**GIVEN EXERCISE:**
Go through the entries and count the lines with the string "relativo" in them. Give only that number.
%%
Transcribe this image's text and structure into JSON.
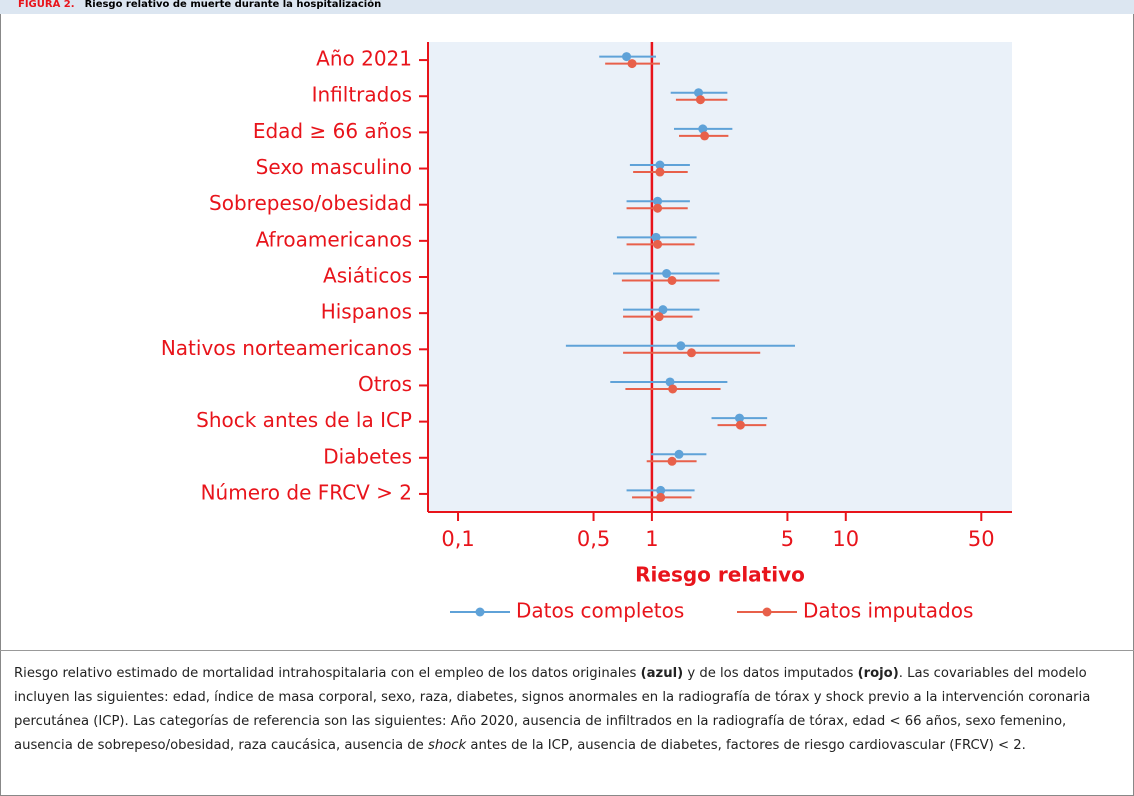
{
  "header": {
    "label": "FIGURA 2.",
    "title": "Riesgo relativo de muerte durante la hospitalización"
  },
  "chart_data": {
    "type": "forest",
    "x_label": "Riesgo relativo",
    "x_log": true,
    "xlim": [
      0.07,
      72
    ],
    "xticks": [
      {
        "value": 0.1,
        "label": "0,1"
      },
      {
        "value": 0.5,
        "label": "0,5"
      },
      1,
      5,
      10,
      50
    ],
    "reference_line": 1,
    "categories": [
      "Año 2021",
      "Infiltrados",
      "Edad ≥ 66 años",
      "Sexo masculino",
      "Sobrepeso/obesidad",
      "Afroamericanos",
      "Asiáticos",
      "Hispanos",
      "Nativos norteamericanos",
      "Otros",
      "Shock antes de la ICP",
      "Diabetes",
      "Número de FRCV > 2"
    ],
    "series": [
      {
        "name": "Datos completos",
        "color": "#5fa2d8",
        "values": [
          0.74,
          1.74,
          1.83,
          1.1,
          1.07,
          1.05,
          1.19,
          1.14,
          1.41,
          1.24,
          2.83,
          1.38,
          1.11
        ],
        "lower": [
          0.535,
          1.25,
          1.3,
          0.77,
          0.74,
          0.66,
          0.63,
          0.71,
          0.36,
          0.61,
          2.03,
          0.99,
          0.74
        ],
        "upper": [
          1.05,
          2.45,
          2.6,
          1.57,
          1.57,
          1.7,
          2.23,
          1.76,
          5.47,
          2.45,
          3.93,
          1.91,
          1.66
        ]
      },
      {
        "name": "Datos imputados",
        "color": "#e8604a",
        "values": [
          0.79,
          1.78,
          1.87,
          1.1,
          1.07,
          1.07,
          1.27,
          1.09,
          1.6,
          1.28,
          2.86,
          1.27,
          1.11
        ],
        "lower": [
          0.574,
          1.33,
          1.38,
          0.8,
          0.74,
          0.74,
          0.7,
          0.71,
          0.71,
          0.73,
          2.18,
          0.94,
          0.79
        ],
        "upper": [
          1.1,
          2.45,
          2.48,
          1.53,
          1.53,
          1.66,
          2.23,
          1.62,
          3.62,
          2.26,
          3.89,
          1.7,
          1.6
        ]
      }
    ]
  },
  "caption": {
    "parts": [
      "Riesgo relativo estimado de mortalidad intrahospitalaria con el empleo de los datos originales ",
      "(azul)",
      " y de los datos imputados ",
      "(rojo)",
      ". Las covariables del modelo incluyen las siguientes: edad, índice de masa corporal, sexo, raza, diabetes, signos anormales en la radiografía de tórax y shock previo a la intervención coronaria percutánea (ICP). Las categorías de referencia son las siguientes: Año 2020, ausencia de infiltrados en la radiografía de tórax, edad < 66 años, sexo femenino, ausencia de sobrepeso/obesidad, raza caucásica, ausencia de ",
      "shock",
      " antes de la ICP, ausencia de diabetes, factores de riesgo cardiovascular (FRCV) < 2."
    ]
  }
}
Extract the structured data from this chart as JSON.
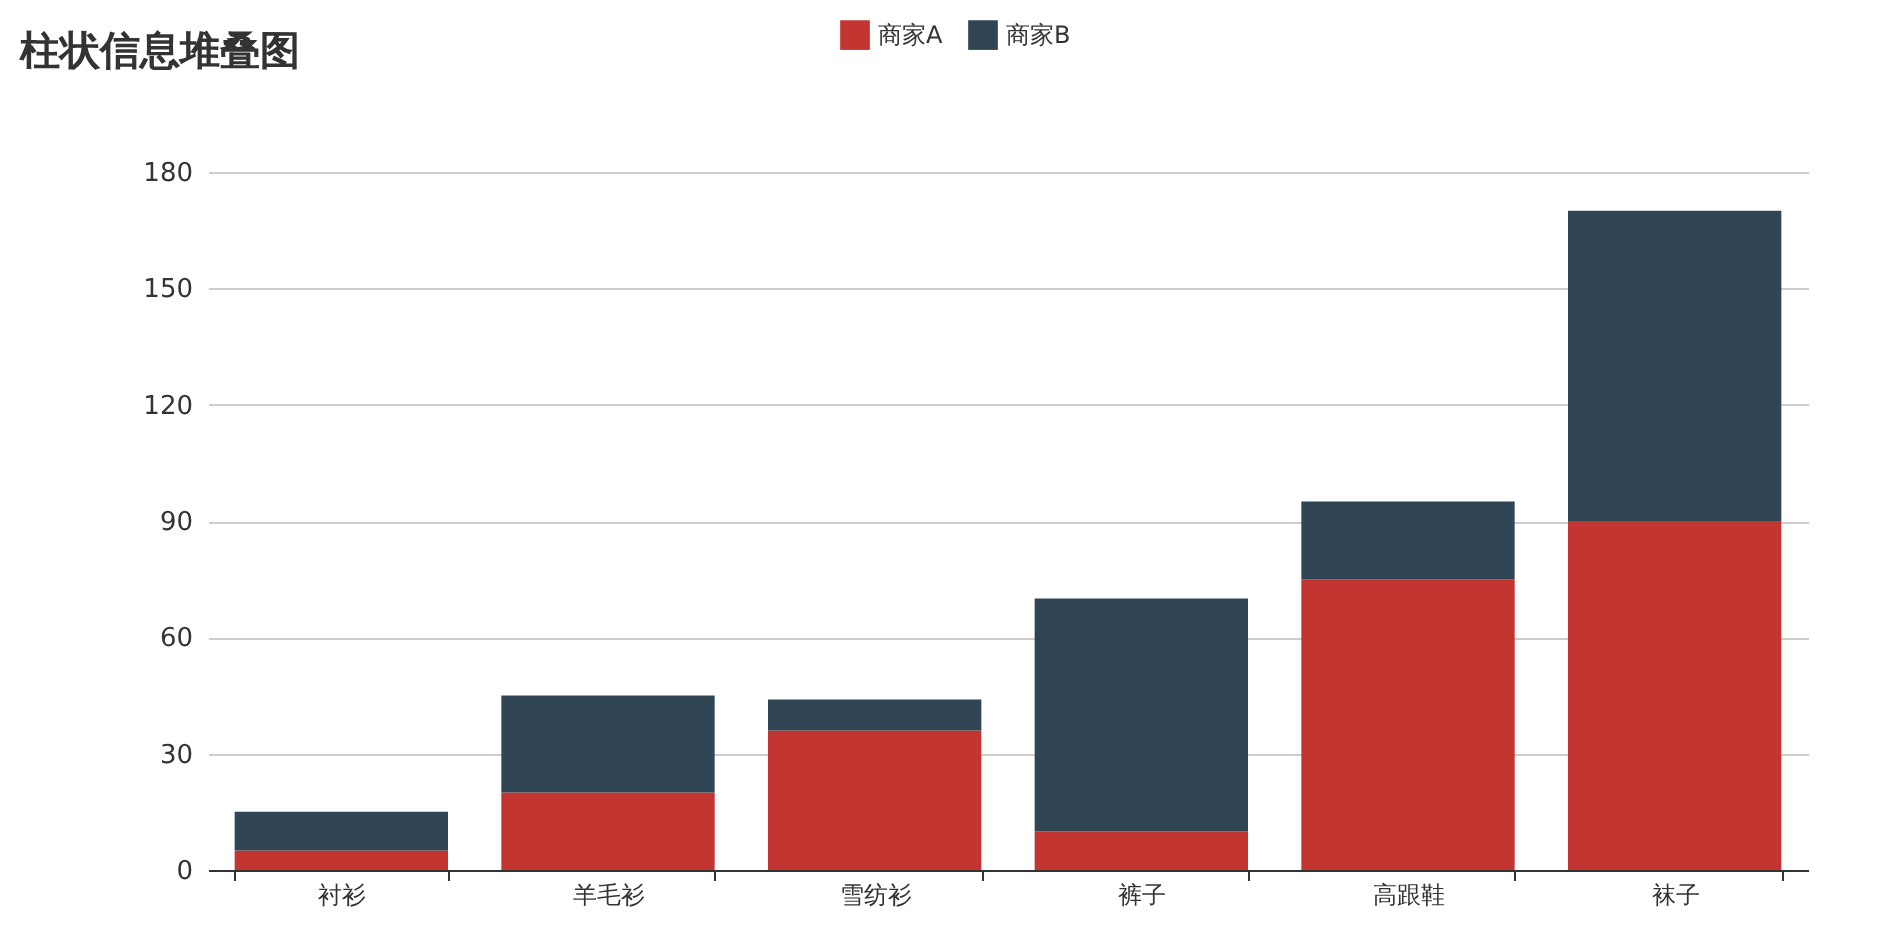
{
  "chart_data": {
    "type": "bar",
    "title": "柱状信息堆叠图",
    "categories": [
      "衬衫",
      "羊毛衫",
      "雪纺衫",
      "裤子",
      "高跟鞋",
      "袜子"
    ],
    "stacked": true,
    "series": [
      {
        "name": "商家A",
        "color": "#c23531",
        "values": [
          5,
          20,
          36,
          10,
          75,
          90
        ]
      },
      {
        "name": "商家B",
        "color": "#2f4554",
        "values": [
          10,
          25,
          8,
          60,
          20,
          80
        ]
      }
    ],
    "ylim": [
      0,
      180
    ],
    "yticks": [
      0,
      30,
      60,
      90,
      120,
      150,
      180
    ],
    "grid": "y",
    "legend": "top"
  }
}
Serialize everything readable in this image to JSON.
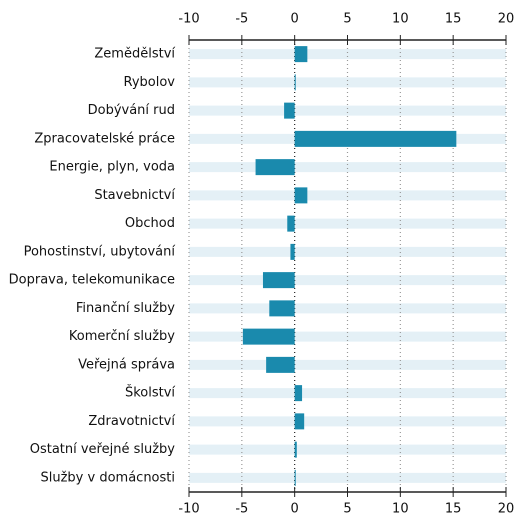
{
  "chart_data": {
    "type": "bar",
    "orientation": "horizontal",
    "categories": [
      "Zemědělství",
      "Rybolov",
      "Dobývání rud",
      "Zpracovatelské práce",
      "Energie, plyn, voda",
      "Stavebnictví",
      "Obchod",
      "Pohostinství, ubytování",
      "Doprava, telekomunikace",
      "Finanční služby",
      "Komerční služby",
      "Veřejná správa",
      "Školství",
      "Zdravotnictví",
      "Ostatní veřejné služby",
      "Služby v domácnosti"
    ],
    "values": [
      1.2,
      0.1,
      -1.0,
      15.3,
      -3.7,
      1.2,
      -0.7,
      -0.4,
      -3.0,
      -2.4,
      -4.9,
      -2.7,
      0.7,
      0.9,
      0.2,
      0.1
    ],
    "color": "#1a8aad",
    "xlim": [
      -10,
      20
    ],
    "xticks": [
      -10,
      -5,
      0,
      5,
      10,
      15,
      20
    ],
    "grid": true
  }
}
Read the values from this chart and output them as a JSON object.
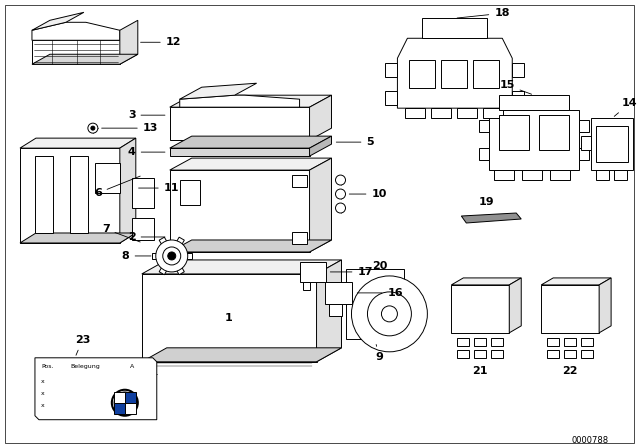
{
  "background_color": "#ffffff",
  "line_color": "#000000",
  "diagram_id": "0000788",
  "figsize": [
    6.4,
    4.48
  ],
  "dpi": 100,
  "border": [
    5,
    5,
    630,
    438
  ]
}
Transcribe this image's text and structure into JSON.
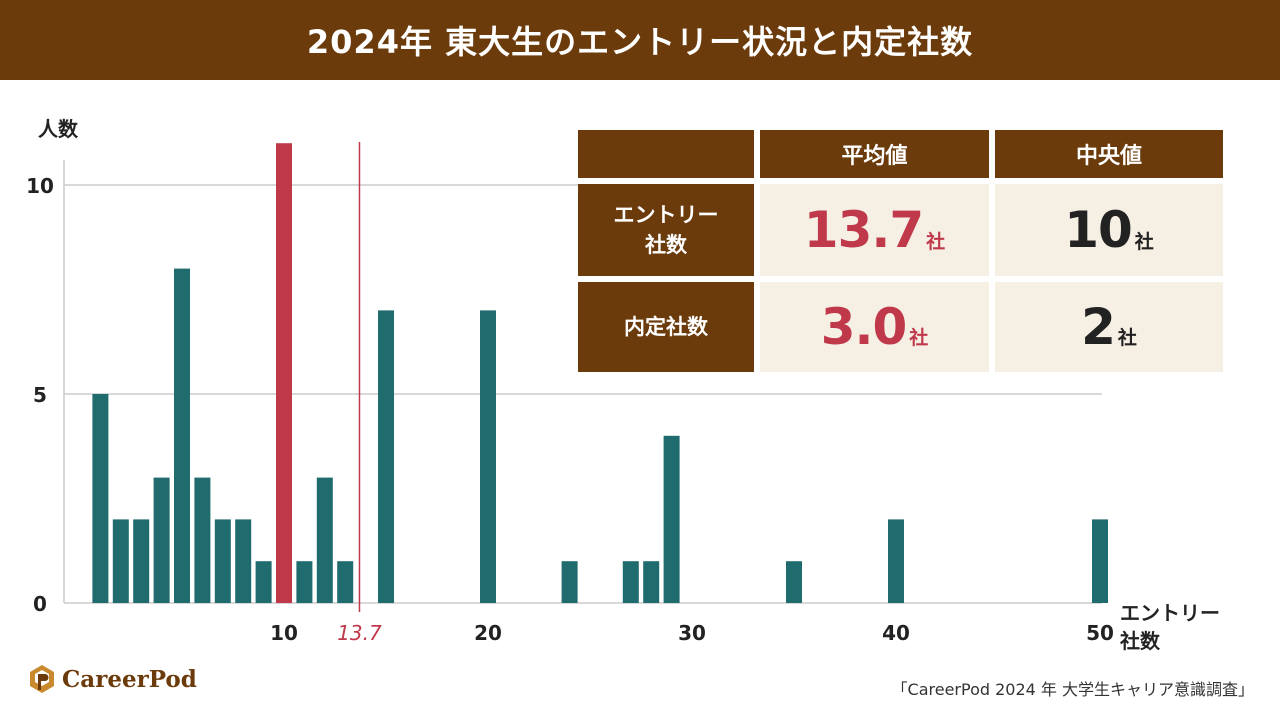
{
  "title": "2024年 東大生のエントリー状況と内定社数",
  "colors": {
    "header": "#6b3b0c",
    "bar": "#1f6b6e",
    "highlight": "#c0394b",
    "cell_bg": "#f6efe4",
    "grid": "#cccccc"
  },
  "chart_data": {
    "type": "bar",
    "title": "",
    "ylabel": "人数",
    "xlabel": "エントリー社数",
    "ylim": [
      0,
      10.5
    ],
    "xlim": [
      0,
      52
    ],
    "yticks": [
      0,
      5,
      10
    ],
    "xticks": [
      10,
      20,
      30,
      40,
      50
    ],
    "x": [
      1,
      2,
      3,
      4,
      5,
      6,
      7,
      8,
      9,
      10,
      11,
      12,
      13,
      15,
      20,
      24,
      27,
      28,
      29,
      35,
      40,
      50
    ],
    "values": [
      5,
      2,
      2,
      3,
      8,
      3,
      2,
      2,
      1,
      11,
      1,
      3,
      1,
      7,
      7,
      1,
      1,
      1,
      4,
      1,
      2,
      2
    ],
    "highlight_x": 10,
    "mean_line": {
      "value": 13.7,
      "label": "13.7"
    }
  },
  "stats_table": {
    "headers": [
      "平均値",
      "中央値"
    ],
    "rows": [
      {
        "label": "エントリー社数",
        "mean": "13.7",
        "median": "10",
        "unit": "社"
      },
      {
        "label": "内定社数",
        "mean": "3.0",
        "median": "2",
        "unit": "社"
      }
    ]
  },
  "footer": {
    "logo": "CareerPod",
    "source": "「CareerPod 2024 年 大学生キャリア意識調査」"
  }
}
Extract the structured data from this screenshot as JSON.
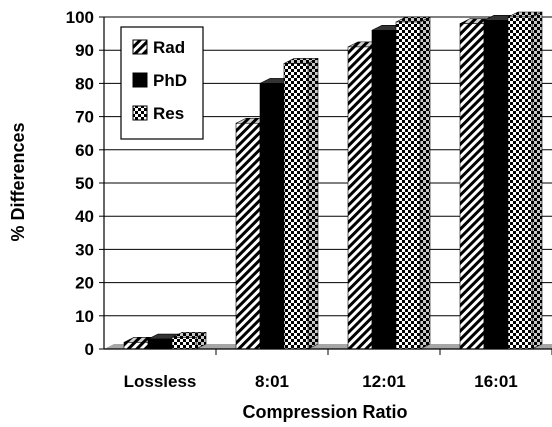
{
  "chart_data": {
    "type": "bar",
    "xlabel": "Compression Ratio",
    "ylabel": "% Differences",
    "ylim": [
      0,
      100
    ],
    "ytick_step": 10,
    "categories": [
      "Lossless",
      "8:01",
      "12:01",
      "16:01"
    ],
    "series": [
      {
        "name": "Rad",
        "pattern": "diagonal-hatch",
        "values": [
          2,
          68,
          91,
          98
        ]
      },
      {
        "name": "PhD",
        "pattern": "solid-black",
        "values": [
          3,
          80,
          96,
          99
        ]
      },
      {
        "name": "Res",
        "pattern": "checker",
        "values": [
          3.5,
          86,
          98.5,
          100
        ]
      }
    ],
    "grid": true,
    "legend_position": "top-left",
    "floor_color": "#a6a6a6"
  }
}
%%
**ANSWER TO THIS PROBLEM:**
3